start Input for this task

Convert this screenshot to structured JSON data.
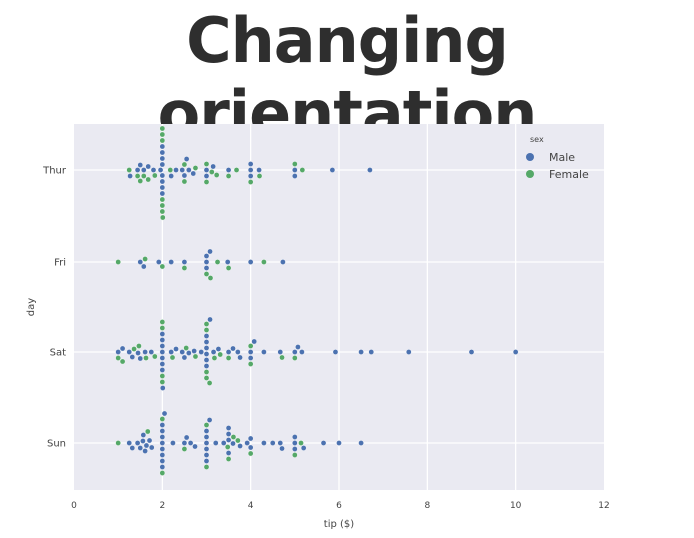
{
  "slide": {
    "title": "Changing orientation"
  },
  "chart_data": {
    "type": "scatter",
    "subtype": "swarm",
    "orientation": "horizontal",
    "xlabel": "tip ($)",
    "ylabel": "day",
    "xlim": [
      0,
      12
    ],
    "xticks": [
      0,
      2,
      4,
      6,
      8,
      10,
      12
    ],
    "categories": [
      "Thur",
      "Fri",
      "Sat",
      "Sun"
    ],
    "grid": true,
    "background": "#eaeaf2",
    "legend": {
      "title": "sex",
      "position": "top-right",
      "entries": [
        {
          "name": "Male",
          "color": "#4c72b0"
        },
        {
          "name": "Female",
          "color": "#55a868"
        }
      ]
    },
    "series": [
      {
        "name": "Male",
        "color": "#4c72b0",
        "points": {
          "Thur": [
            1.27,
            1.44,
            1.5,
            1.58,
            1.68,
            1.8,
            1.96,
            2.0,
            2.0,
            2.0,
            2.0,
            2.0,
            2.0,
            2.0,
            2.0,
            2.2,
            2.31,
            2.45,
            2.5,
            2.55,
            2.6,
            2.7,
            3.0,
            3.0,
            3.15,
            3.5,
            4.0,
            4.0,
            4.0,
            4.19,
            5.0,
            5.0,
            5.85,
            6.7
          ],
          "Fri": [
            1.5,
            1.58,
            1.92,
            2.2,
            2.5,
            3.0,
            3.0,
            3.0,
            3.08,
            3.48,
            4.0,
            4.73
          ],
          "Sat": [
            1.0,
            1.1,
            1.25,
            1.32,
            1.45,
            1.5,
            1.61,
            1.75,
            2.0,
            2.0,
            2.0,
            2.0,
            2.0,
            2.0,
            2.0,
            2.01,
            2.2,
            2.31,
            2.45,
            2.5,
            2.6,
            2.72,
            2.88,
            3.0,
            3.0,
            3.0,
            3.0,
            3.0,
            3.0,
            3.08,
            3.16,
            3.27,
            3.5,
            3.6,
            3.71,
            3.76,
            4.0,
            4.0,
            4.08,
            4.3,
            4.67,
            5.0,
            5.07,
            5.16,
            5.92,
            6.5,
            6.73,
            7.58,
            9.0,
            10.0
          ],
          "Sun": [
            1.25,
            1.32,
            1.44,
            1.5,
            1.56,
            1.57,
            1.61,
            1.64,
            1.71,
            1.76,
            2.0,
            2.0,
            2.0,
            2.0,
            2.0,
            2.0,
            2.0,
            2.0,
            2.05,
            2.24,
            2.5,
            2.55,
            2.64,
            2.74,
            3.0,
            3.0,
            3.0,
            3.0,
            3.0,
            3.0,
            3.07,
            3.21,
            3.39,
            3.5,
            3.5,
            3.5,
            3.5,
            3.6,
            3.76,
            3.92,
            4.0,
            4.0,
            4.3,
            4.5,
            4.67,
            4.71,
            5.0,
            5.0,
            5.0,
            5.2,
            5.65,
            6.0,
            6.5
          ]
        }
      },
      {
        "name": "Female",
        "color": "#55a868",
        "points": {
          "Thur": [
            1.25,
            1.44,
            1.5,
            1.58,
            1.68,
            1.83,
            2.0,
            2.0,
            2.0,
            2.0,
            2.0,
            2.0,
            2.01,
            2.18,
            2.5,
            2.5,
            2.75,
            3.0,
            3.0,
            3.12,
            3.23,
            3.5,
            3.68,
            4.0,
            4.2,
            5.0,
            5.17
          ],
          "Fri": [
            1.0,
            1.61,
            2.0,
            2.5,
            3.0,
            3.09,
            3.25,
            3.5,
            4.3
          ],
          "Sat": [
            1.0,
            1.1,
            1.36,
            1.47,
            1.63,
            1.83,
            2.0,
            2.0,
            2.0,
            2.0,
            2.23,
            2.54,
            2.75,
            3.0,
            3.0,
            3.0,
            3.0,
            3.07,
            3.18,
            3.31,
            3.5,
            4.0,
            4.0,
            4.71,
            5.0
          ],
          "Sun": [
            1.0,
            1.67,
            2.0,
            2.0,
            2.5,
            3.0,
            3.0,
            3.48,
            3.5,
            3.61,
            3.71,
            4.0,
            5.0,
            5.14
          ]
        }
      }
    ]
  }
}
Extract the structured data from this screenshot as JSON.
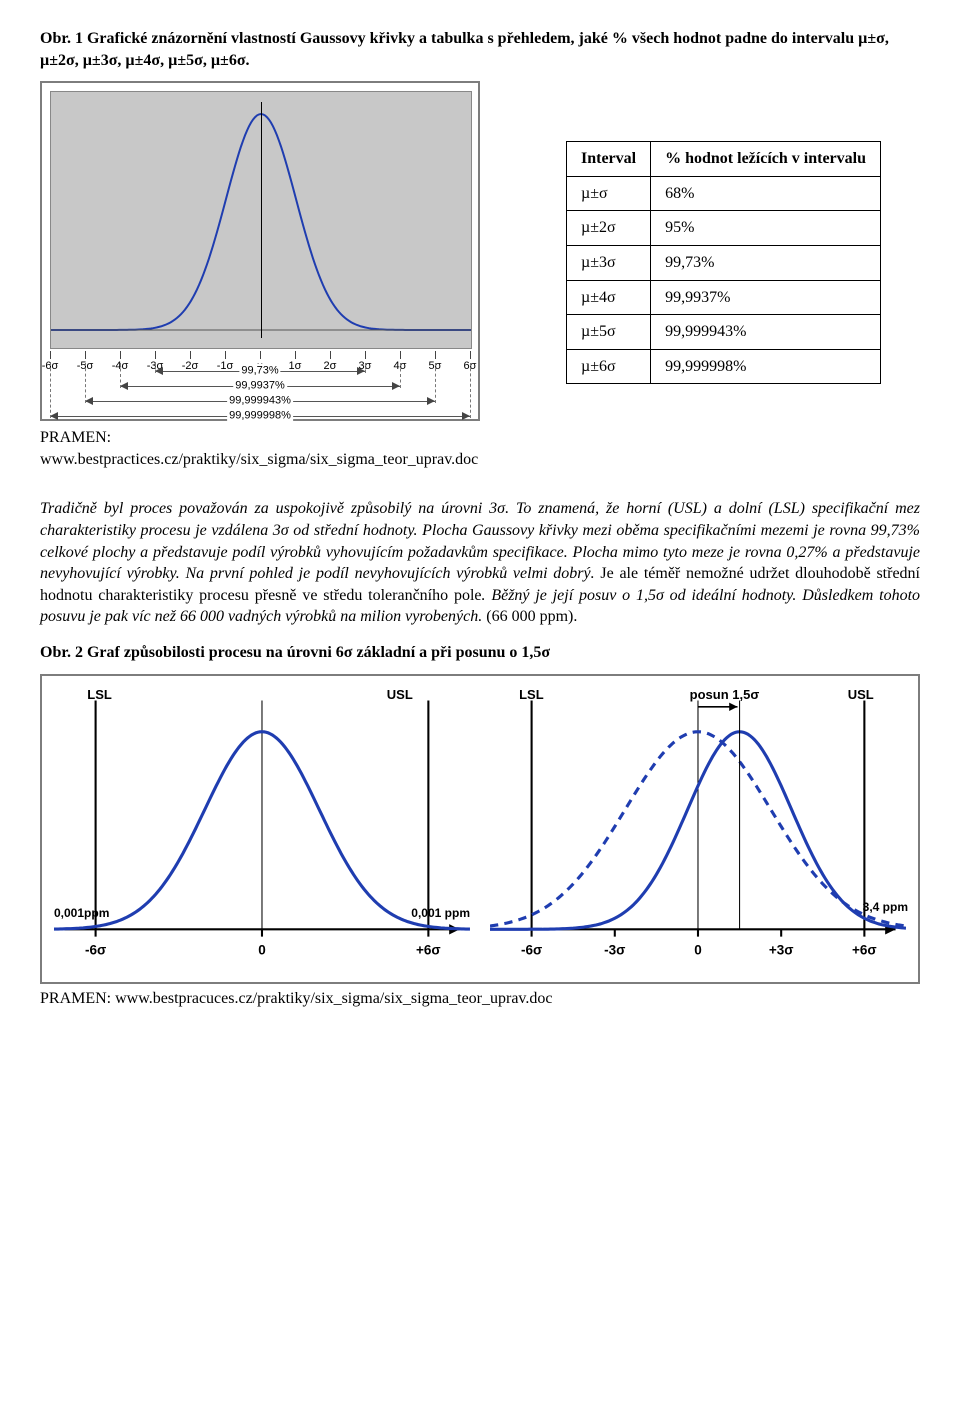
{
  "fig1_caption_bold": "Obr. 1 Grafické znázornění vlastností Gaussovy křivky a tabulka s přehledem, jaké % všech hodnot padne do intervalu  µ±σ, µ±2σ, µ±3σ, µ±4σ, µ±5σ, µ±6σ.",
  "chart1": {
    "background_color": "#c8c8c8",
    "curve_color": "#1f3db0",
    "curve_width": 2,
    "ticks": [
      "-6σ",
      "-5σ",
      "-4σ",
      "-3σ",
      "-2σ",
      "-1σ",
      "µ",
      "1σ",
      "2σ",
      "3σ",
      "4σ",
      "5σ",
      "6σ"
    ],
    "pct_labels": [
      "99,73%",
      "99,9937%",
      "99,999943%",
      "99,999998%"
    ],
    "pct_spans_sigma": [
      3,
      4,
      5,
      6
    ]
  },
  "source1_label": "PRAMEN:",
  "source1_url": "www.bestpractices.cz/praktiky/six_sigma/six_sigma_teor_uprav.doc",
  "table": {
    "header": [
      "Interval",
      "% hodnot ležících v intervalu"
    ],
    "rows": [
      [
        "µ±σ",
        "68%"
      ],
      [
        "µ±2σ",
        "95%"
      ],
      [
        "µ±3σ",
        "99,73%"
      ],
      [
        "µ±4σ",
        "99,9937%"
      ],
      [
        "µ±5σ",
        "99,999943%"
      ],
      [
        "µ±6σ",
        "99,999998%"
      ]
    ]
  },
  "paragraph_italic_parts": [
    "Tradičně byl proces považován za uspokojivě způsobilý na úrovni 3σ. To znamená, že horní (USL) a dolní (LSL) specifikační mez charakteristiky procesu je vzdálena 3σ od střední hodnoty. Plocha Gaussovy křivky mezi oběma specifikačními mezemi je rovna 99,73% celkové plochy a představuje podíl výrobků vyhovujícím požadavkům specifikace. Plocha mimo tyto meze je rovna 0,27% a představuje nevyhovující výrobky. Na první pohled je podíl nevyhovujících výrobků velmi dobrý. ",
    "Je ale téměř nemožné udržet dlouhodobě střední hodnotu charakteristiky procesu přesně ve středu tolerančního pole",
    ". Běžný je její posuv o 1,5σ od ideální hodnoty. Důsledkem tohoto posuvu je pak víc než 66 000 vadných výrobků na milion vyrobených. ",
    "(66 000 ppm)."
  ],
  "fig2_caption": "Obr. 2 Graf způsobilosti procesu na úrovni 6σ základní a při posunu o 1,5σ",
  "fig2": {
    "left": {
      "lsl_label": "LSL",
      "usl_label": "USL",
      "ppm_left": "0,001ppm",
      "ppm_right": "0,001 ppm",
      "xticks": [
        {
          "pos": 0.1,
          "label": "-6σ"
        },
        {
          "pos": 0.5,
          "label": "0"
        },
        {
          "pos": 0.9,
          "label": "+6σ"
        }
      ],
      "curve_color": "#1f3db0",
      "curve_width": 3
    },
    "right": {
      "lsl_label": "LSL",
      "usl_label": "USL",
      "shift_label": "posun 1,5σ",
      "ppm_right": "3,4 ppm",
      "xticks": [
        {
          "pos": 0.1,
          "label": "-6σ"
        },
        {
          "pos": 0.3,
          "label": "-3σ"
        },
        {
          "pos": 0.5,
          "label": "0"
        },
        {
          "pos": 0.7,
          "label": "+3σ"
        },
        {
          "pos": 0.9,
          "label": "+6σ"
        }
      ],
      "curve_color": "#1f3db0",
      "dash_color": "#1f3db0"
    }
  },
  "source2": "PRAMEN: www.bestpracuces.cz/praktiky/six_sigma/six_sigma_teor_uprav.doc"
}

end Input for this task

Report how many lines in the records hold the word "screenshot", giving the number and nothing else.

2